**Task instructions**
Take the material and output all of it exactly.

**Data shown**
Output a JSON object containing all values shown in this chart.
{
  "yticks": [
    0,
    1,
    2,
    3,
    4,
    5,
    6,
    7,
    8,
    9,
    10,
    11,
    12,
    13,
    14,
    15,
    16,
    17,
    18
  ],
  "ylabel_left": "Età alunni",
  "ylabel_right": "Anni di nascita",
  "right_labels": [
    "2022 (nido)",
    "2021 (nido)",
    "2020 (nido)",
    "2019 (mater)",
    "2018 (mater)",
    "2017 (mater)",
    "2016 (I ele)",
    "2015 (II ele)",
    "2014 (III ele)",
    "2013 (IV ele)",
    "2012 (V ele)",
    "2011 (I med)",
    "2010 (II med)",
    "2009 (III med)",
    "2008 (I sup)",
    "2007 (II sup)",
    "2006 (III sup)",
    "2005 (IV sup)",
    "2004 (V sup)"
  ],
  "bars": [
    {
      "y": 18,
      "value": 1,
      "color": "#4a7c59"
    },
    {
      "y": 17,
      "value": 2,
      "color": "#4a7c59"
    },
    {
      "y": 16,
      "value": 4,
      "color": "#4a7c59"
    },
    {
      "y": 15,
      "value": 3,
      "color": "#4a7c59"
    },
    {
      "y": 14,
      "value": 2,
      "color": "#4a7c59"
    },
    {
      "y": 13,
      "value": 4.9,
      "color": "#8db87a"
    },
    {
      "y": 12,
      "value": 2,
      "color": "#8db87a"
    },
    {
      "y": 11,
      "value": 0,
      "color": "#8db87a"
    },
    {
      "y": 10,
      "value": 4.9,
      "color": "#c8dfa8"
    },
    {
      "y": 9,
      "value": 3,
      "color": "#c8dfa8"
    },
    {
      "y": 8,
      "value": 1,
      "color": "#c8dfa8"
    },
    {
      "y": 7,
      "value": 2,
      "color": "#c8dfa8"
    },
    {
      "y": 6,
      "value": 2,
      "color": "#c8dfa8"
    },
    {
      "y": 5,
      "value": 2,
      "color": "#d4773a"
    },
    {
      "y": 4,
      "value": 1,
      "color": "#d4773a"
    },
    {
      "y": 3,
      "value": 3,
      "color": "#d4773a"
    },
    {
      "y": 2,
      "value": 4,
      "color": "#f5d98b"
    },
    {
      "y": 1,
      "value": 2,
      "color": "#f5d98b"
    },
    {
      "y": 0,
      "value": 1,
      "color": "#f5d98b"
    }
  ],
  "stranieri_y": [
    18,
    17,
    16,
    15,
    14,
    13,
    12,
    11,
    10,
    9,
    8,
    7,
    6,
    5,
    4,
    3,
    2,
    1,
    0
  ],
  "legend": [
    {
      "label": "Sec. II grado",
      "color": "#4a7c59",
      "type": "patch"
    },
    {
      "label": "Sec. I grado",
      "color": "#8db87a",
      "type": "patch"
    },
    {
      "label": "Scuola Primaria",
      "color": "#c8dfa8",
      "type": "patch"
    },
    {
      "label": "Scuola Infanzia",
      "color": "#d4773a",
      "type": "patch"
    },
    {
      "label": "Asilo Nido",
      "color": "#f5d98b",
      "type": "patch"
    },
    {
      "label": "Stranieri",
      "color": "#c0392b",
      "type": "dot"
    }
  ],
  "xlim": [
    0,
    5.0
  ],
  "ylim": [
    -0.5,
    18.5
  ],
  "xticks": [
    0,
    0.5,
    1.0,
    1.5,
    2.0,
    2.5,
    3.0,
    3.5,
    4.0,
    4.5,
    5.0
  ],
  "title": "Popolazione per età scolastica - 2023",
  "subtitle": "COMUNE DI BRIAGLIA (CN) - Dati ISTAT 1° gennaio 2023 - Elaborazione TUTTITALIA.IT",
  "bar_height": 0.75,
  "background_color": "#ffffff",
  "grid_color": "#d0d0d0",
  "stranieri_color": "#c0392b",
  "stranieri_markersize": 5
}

**Answer below**
Output a JSON object containing all values shown in this chart.
{
  "yticks": [
    0,
    1,
    2,
    3,
    4,
    5,
    6,
    7,
    8,
    9,
    10,
    11,
    12,
    13,
    14,
    15,
    16,
    17,
    18
  ],
  "ylabel_left": "Età alunni",
  "ylabel_right": "Anni di nascita",
  "right_labels": [
    "2022 (nido)",
    "2021 (nido)",
    "2020 (nido)",
    "2019 (mater)",
    "2018 (mater)",
    "2017 (mater)",
    "2016 (I ele)",
    "2015 (II ele)",
    "2014 (III ele)",
    "2013 (IV ele)",
    "2012 (V ele)",
    "2011 (I med)",
    "2010 (II med)",
    "2009 (III med)",
    "2008 (I sup)",
    "2007 (II sup)",
    "2006 (III sup)",
    "2005 (IV sup)",
    "2004 (V sup)"
  ],
  "bars": [
    {
      "y": 18,
      "value": 1,
      "color": "#4a7c59"
    },
    {
      "y": 17,
      "value": 2,
      "color": "#4a7c59"
    },
    {
      "y": 16,
      "value": 4,
      "color": "#4a7c59"
    },
    {
      "y": 15,
      "value": 3,
      "color": "#4a7c59"
    },
    {
      "y": 14,
      "value": 2,
      "color": "#4a7c59"
    },
    {
      "y": 13,
      "value": 4.9,
      "color": "#8db87a"
    },
    {
      "y": 12,
      "value": 2,
      "color": "#8db87a"
    },
    {
      "y": 11,
      "value": 0,
      "color": "#8db87a"
    },
    {
      "y": 10,
      "value": 4.9,
      "color": "#c8dfa8"
    },
    {
      "y": 9,
      "value": 3,
      "color": "#c8dfa8"
    },
    {
      "y": 8,
      "value": 1,
      "color": "#c8dfa8"
    },
    {
      "y": 7,
      "value": 2,
      "color": "#c8dfa8"
    },
    {
      "y": 6,
      "value": 2,
      "color": "#c8dfa8"
    },
    {
      "y": 5,
      "value": 2,
      "color": "#d4773a"
    },
    {
      "y": 4,
      "value": 1,
      "color": "#d4773a"
    },
    {
      "y": 3,
      "value": 3,
      "color": "#d4773a"
    },
    {
      "y": 2,
      "value": 4,
      "color": "#f5d98b"
    },
    {
      "y": 1,
      "value": 2,
      "color": "#f5d98b"
    },
    {
      "y": 0,
      "value": 1,
      "color": "#f5d98b"
    }
  ],
  "stranieri_y": [
    18,
    17,
    16,
    15,
    14,
    13,
    12,
    11,
    10,
    9,
    8,
    7,
    6,
    5,
    4,
    3,
    2,
    1,
    0
  ],
  "legend": [
    {
      "label": "Sec. II grado",
      "color": "#4a7c59",
      "type": "patch"
    },
    {
      "label": "Sec. I grado",
      "color": "#8db87a",
      "type": "patch"
    },
    {
      "label": "Scuola Primaria",
      "color": "#c8dfa8",
      "type": "patch"
    },
    {
      "label": "Scuola Infanzia",
      "color": "#d4773a",
      "type": "patch"
    },
    {
      "label": "Asilo Nido",
      "color": "#f5d98b",
      "type": "patch"
    },
    {
      "label": "Stranieri",
      "color": "#c0392b",
      "type": "dot"
    }
  ],
  "xlim": [
    0,
    5.0
  ],
  "ylim": [
    -0.5,
    18.5
  ],
  "xticks": [
    0,
    0.5,
    1.0,
    1.5,
    2.0,
    2.5,
    3.0,
    3.5,
    4.0,
    4.5,
    5.0
  ],
  "title": "Popolazione per età scolastica - 2023",
  "subtitle": "COMUNE DI BRIAGLIA (CN) - Dati ISTAT 1° gennaio 2023 - Elaborazione TUTTITALIA.IT",
  "bar_height": 0.75,
  "background_color": "#ffffff",
  "grid_color": "#d0d0d0",
  "stranieri_color": "#c0392b",
  "stranieri_markersize": 5
}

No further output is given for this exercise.